## What you have to do
From the entries below, please gather each line containing the string "index".
-- Start Records --
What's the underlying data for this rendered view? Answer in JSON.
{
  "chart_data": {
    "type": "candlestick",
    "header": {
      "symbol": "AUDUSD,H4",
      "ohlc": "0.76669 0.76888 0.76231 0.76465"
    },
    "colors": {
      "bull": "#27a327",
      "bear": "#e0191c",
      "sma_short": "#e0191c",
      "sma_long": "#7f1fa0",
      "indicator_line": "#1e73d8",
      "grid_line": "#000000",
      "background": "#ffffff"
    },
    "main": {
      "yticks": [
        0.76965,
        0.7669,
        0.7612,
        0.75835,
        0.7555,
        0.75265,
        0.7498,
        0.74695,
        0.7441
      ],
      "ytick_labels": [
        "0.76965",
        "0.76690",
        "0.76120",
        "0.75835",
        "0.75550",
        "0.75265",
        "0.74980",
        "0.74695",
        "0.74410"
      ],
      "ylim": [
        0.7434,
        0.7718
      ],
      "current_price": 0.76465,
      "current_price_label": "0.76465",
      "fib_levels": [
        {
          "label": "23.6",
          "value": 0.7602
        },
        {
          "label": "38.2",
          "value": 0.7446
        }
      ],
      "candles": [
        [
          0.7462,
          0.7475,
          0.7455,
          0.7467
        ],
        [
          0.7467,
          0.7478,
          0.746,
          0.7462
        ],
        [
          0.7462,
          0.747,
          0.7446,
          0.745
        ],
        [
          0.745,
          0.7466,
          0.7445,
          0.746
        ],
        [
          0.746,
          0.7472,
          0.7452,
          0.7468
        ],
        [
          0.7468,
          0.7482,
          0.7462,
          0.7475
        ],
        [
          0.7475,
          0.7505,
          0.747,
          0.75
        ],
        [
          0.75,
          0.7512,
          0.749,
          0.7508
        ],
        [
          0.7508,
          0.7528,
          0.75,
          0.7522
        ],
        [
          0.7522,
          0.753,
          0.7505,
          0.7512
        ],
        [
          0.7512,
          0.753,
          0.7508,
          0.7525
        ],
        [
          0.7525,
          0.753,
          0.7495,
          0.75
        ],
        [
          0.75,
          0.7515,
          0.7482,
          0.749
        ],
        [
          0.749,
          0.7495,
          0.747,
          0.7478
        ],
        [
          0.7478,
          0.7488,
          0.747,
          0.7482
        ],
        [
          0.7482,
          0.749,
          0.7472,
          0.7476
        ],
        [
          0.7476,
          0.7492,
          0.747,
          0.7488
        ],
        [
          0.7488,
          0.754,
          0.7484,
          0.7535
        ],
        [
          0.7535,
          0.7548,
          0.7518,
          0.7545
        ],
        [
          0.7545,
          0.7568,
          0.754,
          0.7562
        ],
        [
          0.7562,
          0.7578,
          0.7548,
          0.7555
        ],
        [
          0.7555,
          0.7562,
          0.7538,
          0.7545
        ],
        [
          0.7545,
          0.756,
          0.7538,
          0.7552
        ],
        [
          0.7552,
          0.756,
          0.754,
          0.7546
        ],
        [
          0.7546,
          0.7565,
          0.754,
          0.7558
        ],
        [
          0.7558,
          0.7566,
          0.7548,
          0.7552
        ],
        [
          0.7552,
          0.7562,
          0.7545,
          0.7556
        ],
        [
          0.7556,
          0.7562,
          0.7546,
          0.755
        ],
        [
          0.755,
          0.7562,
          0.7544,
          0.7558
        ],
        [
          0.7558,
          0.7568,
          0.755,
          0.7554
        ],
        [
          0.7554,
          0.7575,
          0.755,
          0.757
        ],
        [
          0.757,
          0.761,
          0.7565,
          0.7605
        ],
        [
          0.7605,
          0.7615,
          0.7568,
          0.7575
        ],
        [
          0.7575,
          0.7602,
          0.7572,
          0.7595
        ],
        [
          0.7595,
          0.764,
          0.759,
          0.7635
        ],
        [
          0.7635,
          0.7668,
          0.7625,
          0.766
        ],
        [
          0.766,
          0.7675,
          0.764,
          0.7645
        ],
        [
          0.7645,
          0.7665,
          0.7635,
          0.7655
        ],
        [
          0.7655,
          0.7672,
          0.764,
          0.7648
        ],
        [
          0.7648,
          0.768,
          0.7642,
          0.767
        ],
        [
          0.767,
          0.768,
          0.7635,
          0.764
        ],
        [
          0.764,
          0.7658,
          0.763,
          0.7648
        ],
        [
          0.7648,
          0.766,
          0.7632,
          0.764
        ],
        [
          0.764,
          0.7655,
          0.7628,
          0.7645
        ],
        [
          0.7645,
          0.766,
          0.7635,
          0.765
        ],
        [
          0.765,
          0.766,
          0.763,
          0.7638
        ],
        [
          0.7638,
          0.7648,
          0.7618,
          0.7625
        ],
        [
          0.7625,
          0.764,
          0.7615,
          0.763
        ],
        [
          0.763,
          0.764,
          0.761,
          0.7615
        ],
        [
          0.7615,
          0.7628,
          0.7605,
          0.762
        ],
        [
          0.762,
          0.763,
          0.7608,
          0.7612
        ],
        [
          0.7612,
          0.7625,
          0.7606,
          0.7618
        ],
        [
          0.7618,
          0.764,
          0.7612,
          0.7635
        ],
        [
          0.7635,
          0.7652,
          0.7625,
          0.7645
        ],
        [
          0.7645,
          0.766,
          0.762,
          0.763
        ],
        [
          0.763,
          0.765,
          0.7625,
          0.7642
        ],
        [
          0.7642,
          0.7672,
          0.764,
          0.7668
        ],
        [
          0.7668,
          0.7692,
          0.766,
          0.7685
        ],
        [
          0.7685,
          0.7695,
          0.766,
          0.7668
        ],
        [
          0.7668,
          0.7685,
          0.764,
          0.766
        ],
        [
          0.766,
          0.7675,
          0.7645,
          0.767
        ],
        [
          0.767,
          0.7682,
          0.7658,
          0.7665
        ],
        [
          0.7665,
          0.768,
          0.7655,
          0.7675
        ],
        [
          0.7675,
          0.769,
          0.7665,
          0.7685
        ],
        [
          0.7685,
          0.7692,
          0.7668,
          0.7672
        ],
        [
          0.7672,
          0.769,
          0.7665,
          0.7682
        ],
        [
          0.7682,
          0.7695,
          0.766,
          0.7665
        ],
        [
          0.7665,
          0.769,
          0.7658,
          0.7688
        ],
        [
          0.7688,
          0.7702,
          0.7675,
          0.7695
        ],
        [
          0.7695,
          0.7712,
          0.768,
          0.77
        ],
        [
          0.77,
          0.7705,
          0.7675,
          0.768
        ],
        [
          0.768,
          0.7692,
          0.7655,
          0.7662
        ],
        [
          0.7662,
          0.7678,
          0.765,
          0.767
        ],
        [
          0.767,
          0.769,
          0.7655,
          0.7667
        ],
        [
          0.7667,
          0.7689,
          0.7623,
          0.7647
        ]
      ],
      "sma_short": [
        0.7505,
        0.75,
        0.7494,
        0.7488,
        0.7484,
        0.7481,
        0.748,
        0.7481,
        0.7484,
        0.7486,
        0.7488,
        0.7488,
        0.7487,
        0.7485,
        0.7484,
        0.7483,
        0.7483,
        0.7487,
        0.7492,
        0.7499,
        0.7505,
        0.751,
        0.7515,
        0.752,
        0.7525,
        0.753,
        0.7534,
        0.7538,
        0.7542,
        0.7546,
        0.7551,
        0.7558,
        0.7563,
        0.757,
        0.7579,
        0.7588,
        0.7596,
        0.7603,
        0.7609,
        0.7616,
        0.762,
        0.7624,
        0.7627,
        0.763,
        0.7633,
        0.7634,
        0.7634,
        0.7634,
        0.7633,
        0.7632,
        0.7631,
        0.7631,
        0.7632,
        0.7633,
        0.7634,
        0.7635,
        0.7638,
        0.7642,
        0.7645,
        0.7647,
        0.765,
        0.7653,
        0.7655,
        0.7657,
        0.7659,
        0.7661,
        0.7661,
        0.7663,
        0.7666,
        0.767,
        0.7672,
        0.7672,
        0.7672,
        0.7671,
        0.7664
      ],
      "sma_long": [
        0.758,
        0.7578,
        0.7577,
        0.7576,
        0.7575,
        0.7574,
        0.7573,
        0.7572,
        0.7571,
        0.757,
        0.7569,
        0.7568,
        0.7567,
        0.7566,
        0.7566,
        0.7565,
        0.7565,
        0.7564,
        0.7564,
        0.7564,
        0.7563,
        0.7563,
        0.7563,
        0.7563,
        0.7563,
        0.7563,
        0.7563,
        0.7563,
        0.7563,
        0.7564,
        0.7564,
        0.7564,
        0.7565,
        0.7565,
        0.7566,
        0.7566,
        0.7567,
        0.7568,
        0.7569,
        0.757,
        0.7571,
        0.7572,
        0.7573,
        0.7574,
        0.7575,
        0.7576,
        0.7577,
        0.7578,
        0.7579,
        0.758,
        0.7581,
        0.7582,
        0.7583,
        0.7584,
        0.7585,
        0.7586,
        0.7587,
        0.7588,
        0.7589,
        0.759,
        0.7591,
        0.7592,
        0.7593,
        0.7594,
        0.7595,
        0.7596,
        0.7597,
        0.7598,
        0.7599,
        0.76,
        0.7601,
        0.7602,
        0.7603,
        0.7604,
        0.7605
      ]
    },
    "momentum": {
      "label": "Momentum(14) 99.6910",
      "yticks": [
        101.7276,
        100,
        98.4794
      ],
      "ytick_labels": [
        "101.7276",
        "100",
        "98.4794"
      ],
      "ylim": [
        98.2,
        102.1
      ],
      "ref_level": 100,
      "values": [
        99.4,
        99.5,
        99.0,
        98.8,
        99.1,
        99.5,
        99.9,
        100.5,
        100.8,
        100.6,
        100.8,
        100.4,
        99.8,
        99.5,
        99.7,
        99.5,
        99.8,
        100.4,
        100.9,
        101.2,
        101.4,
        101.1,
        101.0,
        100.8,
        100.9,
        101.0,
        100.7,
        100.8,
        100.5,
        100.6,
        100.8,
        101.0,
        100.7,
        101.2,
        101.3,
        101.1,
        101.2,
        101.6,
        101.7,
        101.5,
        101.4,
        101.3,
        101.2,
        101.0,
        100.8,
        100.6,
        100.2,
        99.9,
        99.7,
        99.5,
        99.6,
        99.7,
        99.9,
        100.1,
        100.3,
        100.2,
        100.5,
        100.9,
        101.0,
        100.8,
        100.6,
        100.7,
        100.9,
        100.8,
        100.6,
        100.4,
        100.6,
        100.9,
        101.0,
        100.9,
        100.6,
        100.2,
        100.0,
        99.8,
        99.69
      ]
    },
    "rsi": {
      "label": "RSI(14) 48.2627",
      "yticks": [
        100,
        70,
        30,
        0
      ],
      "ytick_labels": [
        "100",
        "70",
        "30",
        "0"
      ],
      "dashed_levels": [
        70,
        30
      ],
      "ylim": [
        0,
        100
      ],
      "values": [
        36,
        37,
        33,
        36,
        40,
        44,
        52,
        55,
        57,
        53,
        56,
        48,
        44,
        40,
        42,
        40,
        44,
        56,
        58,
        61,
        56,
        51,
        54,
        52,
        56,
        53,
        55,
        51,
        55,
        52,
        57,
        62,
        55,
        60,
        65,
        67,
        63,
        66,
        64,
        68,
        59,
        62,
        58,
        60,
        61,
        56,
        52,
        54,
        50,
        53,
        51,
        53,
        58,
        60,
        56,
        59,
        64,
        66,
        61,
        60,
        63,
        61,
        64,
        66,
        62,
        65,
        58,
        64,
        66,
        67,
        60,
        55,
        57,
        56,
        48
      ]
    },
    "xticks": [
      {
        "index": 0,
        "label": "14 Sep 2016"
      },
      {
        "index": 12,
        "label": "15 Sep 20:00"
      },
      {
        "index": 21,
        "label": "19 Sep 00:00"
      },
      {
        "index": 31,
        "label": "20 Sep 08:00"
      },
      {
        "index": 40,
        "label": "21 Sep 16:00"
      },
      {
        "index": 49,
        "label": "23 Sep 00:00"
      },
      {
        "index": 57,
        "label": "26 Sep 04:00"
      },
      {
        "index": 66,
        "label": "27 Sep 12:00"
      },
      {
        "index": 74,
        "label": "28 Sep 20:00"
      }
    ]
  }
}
-- End Records --
## Solution below
        "index": 0,
        "index": 12,
        "index": 21,
        "index": 31,
        "index": 40,
        "index": 49,
        "index": 57,
        "index": 66,
        "index": 74,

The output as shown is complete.